_Provided records_:
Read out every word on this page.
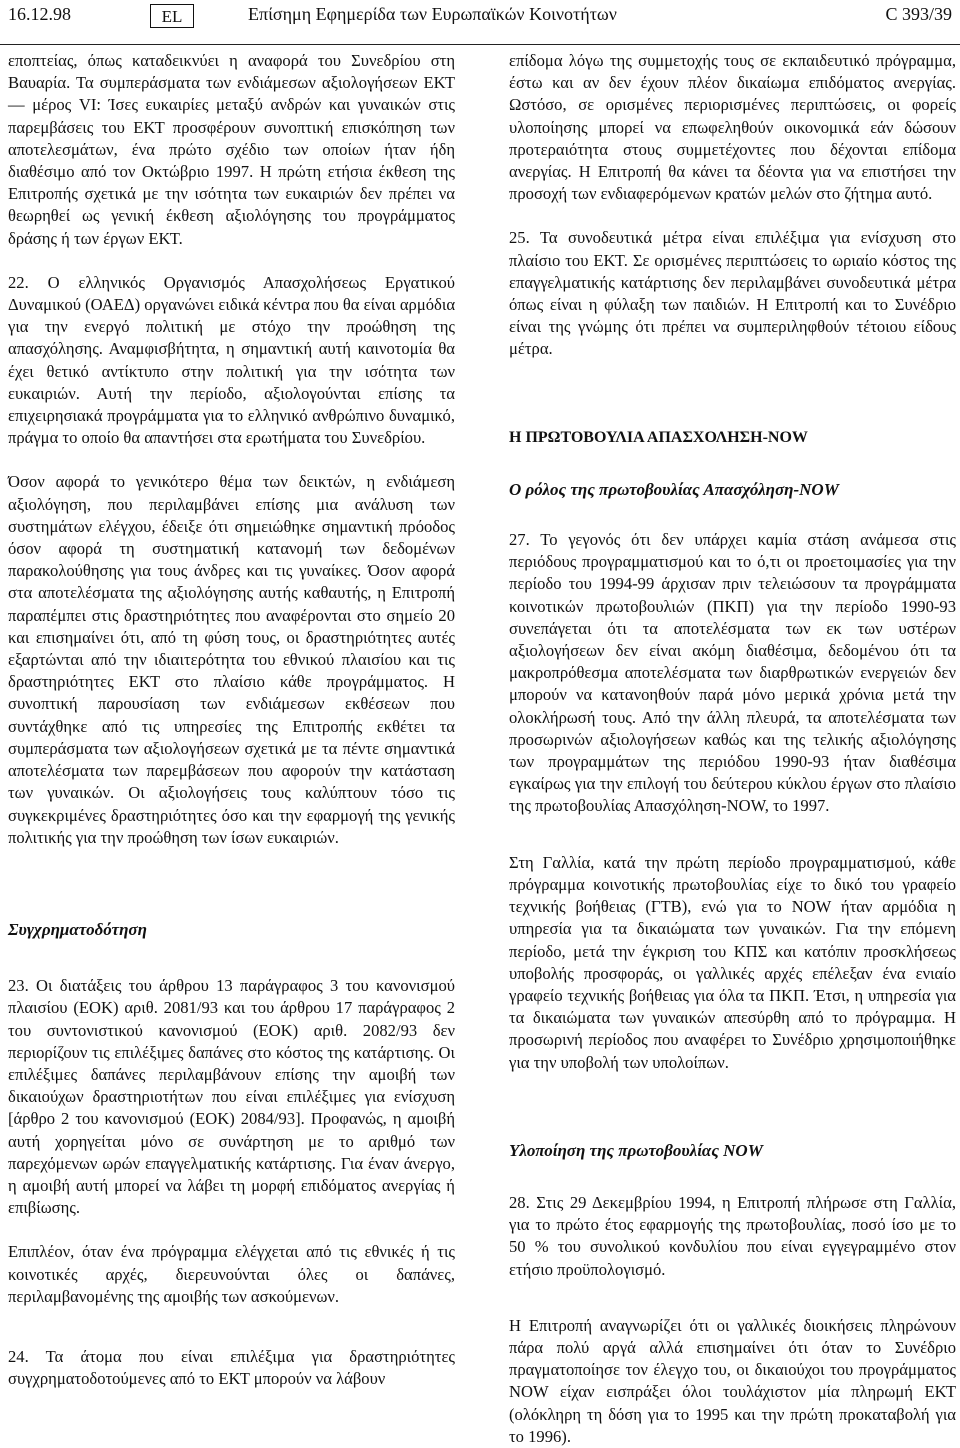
16.12.98	EL	Επίσημη Εφημερίδα των Ευρωπαϊκών Κοινοτήτων	C 393/39

εποπτείας, όπως καταδεικνύει η αναφορά του Συνεδρίου στη Βαυαρία. Τα συμπεράσματα των ενδιάμεσων αξιολογήσεων ΕΚΤ — μέρος VI: Ίσες ευκαιρίες μεταξύ ανδρών και γυναικών στις παρεμβάσεις του ΕΚΤ προσφέρουν συνοπτική επισκόπηση των αποτελεσμάτων, ένα πρώτο σχέδιο των οποίων ήταν ήδη διαθέσιμο από τον Οκτώβριο 1997. Η πρώτη ετήσια έκθεση της Επιτροπής σχετικά με την ισότητα των ευκαιριών δεν πρέπει να θεωρηθεί ως γενική έκθεση αξιολόγησης του προγράμματος δράσης ή των έργων ΕΚΤ.

22. Ο ελληνικός Οργανισμός Απασχολήσεως Εργατικού Δυναμικού (ΟΑΕΔ) οργανώνει ειδικά κέντρα που θα είναι αρμόδια για την ενεργό πολιτική με στόχο την προώθηση της απασχόλησης. Αναμφισβήτητα, η σημαντική αυτή καινοτομία θα έχει θετικό αντίκτυπο στην πολιτική για την ισότητα των ευκαιριών. Αυτή την περίοδο, αξιολογούνται επίσης τα επιχειρησιακά προγράμματα για το ελληνικό ανθρώπινο δυναμικό, πράγμα το οποίο θα απαντήσει στα ερωτήματα του Συνεδρίου.

Όσον αφορά το γενικότερο θέμα των δεικτών, η ενδιάμεση αξιολόγηση, που περιλαμβάνει επίσης μια ανάλυση των συστημάτων ελέγχου, έδειξε ότι σημειώθηκε σημαντική πρόοδος όσον αφορά τη συστηματική κατανομή των δεδομένων παρακολούθησης για τους άνδρες και τις γυναίκες. Όσον αφορά στα αποτελέσματα της αξιολόγησης αυτής καθαυτής, η Επιτροπή παραπέμπει στις δραστηριότητες που αναφέρονται στο σημείο 20 και επισημαίνει ότι, από τη φύση τους, οι δραστηριότητες αυτές εξαρτώνται από την ιδιαιτερότητα του εθνικού πλαισίου και τις δραστηριότητες ΕΚΤ στο πλαίσιο κάθε προγράμματος. Η συνοπτική παρουσίαση των ενδιάμεσων εκθέσεων που συντάχθηκε από τις υπηρεσίες της Επιτροπής εκθέτει τα συμπεράσματα των αξιολογήσεων σχετικά με τα πέντε σημαντικά αποτελέσματα των παρεμβάσεων που αφορούν την κατάσταση των γυναικών. Οι αξιολογήσεις τους καλύπτουν τόσο τις συγκεκριμένες δραστηριότητες όσο και την εφαρμογή της γενικής πολιτικής για την προώθηση των ίσων ευκαιριών.

Συγχρηματοδότηση

23. Οι διατάξεις του άρθρου 13 παράγραφος 3 του κανονισμού πλαισίου (ΕΟΚ) αριθ. 2081/93 και του άρθρου 17 παράγραφος 2 του συντονιστικού κανονισμού (ΕΟΚ) αριθ. 2082/93 δεν περιορίζουν τις επιλέξιμες δαπάνες στο κόστος της κατάρτισης. Οι επιλέξιμες δαπάνες περιλαμβάνουν επίσης την αμοιβή των δικαιούχων δραστηριοτήτων που είναι επιλέξιμες για ενίσχυση [άρθρο 2 του κανονισμού (ΕΟΚ) 2084/93]. Προφανώς, η αμοιβή αυτή χορηγείται μόνο σε συνάρτηση με το αριθμό των παρεχόμενων ωρών επαγγελματικής κατάρτισης. Για έναν άνεργο, η αμοιβή αυτή μπορεί να λάβει τη μορφή επιδόματος ανεργίας ή επιβίωσης.

Επιπλέον, όταν ένα πρόγραμμα ελέγχεται από τις εθνικές ή τις κοινοτικές αρχές, διερευνούνται όλες οι δαπάνες, περιλαμβανομένης της αμοιβής των ασκούμενων.

24. Τα άτομα που είναι επιλέξιμα για δραστηριότητες συγχρηματοδοτούμενες από το ΕΚΤ μπορούν να λάβουν

επίδομα λόγω της συμμετοχής τους σε εκπαιδευτικό πρόγραμμα, έστω και αν δεν έχουν πλέον δικαίωμα επιδόματος ανεργίας. Ωστόσο, σε ορισμένες περιορισμένες περιπτώσεις, οι φορείς υλοποίησης μπορεί να επωφεληθούν οικονομικά εάν δώσουν προτεραιότητα στους συμμετέχοντες που δέχονται επίδομα ανεργίας. Η Επιτροπή θα κάνει τα δέοντα για να επιστήσει την προσοχή των ενδιαφερόμενων κρατών μελών στο ζήτημα αυτό.

25. Τα συνοδευτικά μέτρα είναι επιλέξιμα για ενίσχυση στο πλαίσιο του ΕΚΤ. Σε ορισμένες περιπτώσεις το ωριαίο κόστος της επαγγελματικής κατάρτισης δεν περιλαμβάνει συνοδευτικά μέτρα όπως είναι η φύλαξη των παιδιών. Η Επιτροπή και το Συνέδριο είναι της γνώμης ότι πρέπει να συμπεριληφθούν τέτοιου είδους μέτρα.

Η ΠΡΩΤΟΒΟΥΛΙΑ ΑΠΑΣΧΟΛΗΣΗ-NOW

Ο ρόλος της πρωτοβουλίας Απασχόληση-NOW

27. Το γεγονός ότι δεν υπάρχει καμία στάση ανάμεσα στις περιόδους προγραμματισμού και το ό,τι οι προετοιμασίες για την περίοδο του 1994-99 άρχισαν πριν τελειώσουν τα προγράμματα κοινοτικών πρωτοβουλιών (ΠΚΠ) για την περίοδο 1990-93 συνεπάγεται ότι τα αποτελέσματα των εκ των υστέρων αξιολογήσεων δεν είναι ακόμη διαθέσιμα, δεδομένου ότι τα μακροπρόθεσμα αποτελέσματα των διαρθρωτικών ενεργειών δεν μπορούν να κατανοηθούν παρά μόνο μερικά χρόνια μετά την ολοκλήρωσή τους. Από την άλλη πλευρά, τα αποτελέσματα των προσωρινών αξιολογήσεων καθώς και της τελικής αξιολόγησης των προγραμμάτων της περιόδου 1990-93 ήταν διαθέσιμα εγκαίρως για την επιλογή του δεύτερου κύκλου έργων στο πλαίσιο της πρωτοβουλίας Απασχόληση-NOW, το 1997.

Στη Γαλλία, κατά την πρώτη περίοδο προγραμματισμού, κάθε πρόγραμμα κοινοτικής πρωτοβουλίας είχε το δικό του γραφείο τεχνικής βοήθειας (ΓΤΒ), ενώ για το NOW ήταν αρμόδια η υπηρεσία για τα δικαιώματα των γυναικών. Για την επόμενη περίοδο, μετά την έγκριση του ΚΠΣ και κατόπιν προσκλήσεως υποβολής προσφοράς, οι γαλλικές αρχές επέλεξαν ένα ενιαίο γραφείο τεχνικής βοήθειας για όλα τα ΠΚΠ. Έτσι, η υπηρεσία για τα δικαιώματα των γυναικών απεσύρθη από το πρόγραμμα. Η προσωρινή περίοδος που αναφέρει το Συνέδριο χρησιμοποιήθηκε για την υποβολή των υπολοίπων.

Υλοποίηση της πρωτοβουλίας NOW

28. Στις 29 Δεκεμβρίου 1994, η Επιτροπή πλήρωσε στη Γαλλία, για το πρώτο έτος εφαρμογής της πρωτοβουλίας, ποσό ίσο με το 50 % του συνολικού κονδυλίου που είναι εγγεγραμμένο στον ετήσιο προϋπολογισμό.

Η Επιτροπή αναγνωρίζει ότι οι γαλλικές διοικήσεις πληρώνουν πάρα πολύ αργά αλλά επισημαίνει ότι όταν το Συνέδριο πραγματοποίησε τον έλεγχο του, οι δικαιούχοι του προγράμματος NOW είχαν εισπράξει όλοι τουλάχιστον μία πληρωμή ΕΚΤ (ολόκληρη τη δόση για το 1995 και την πρώτη προκαταβολή για το 1996).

_What you are asked to do_:
Give only the count of lines in which the string "επιλέξιμα" appears.

_Answer to the exercise_:
2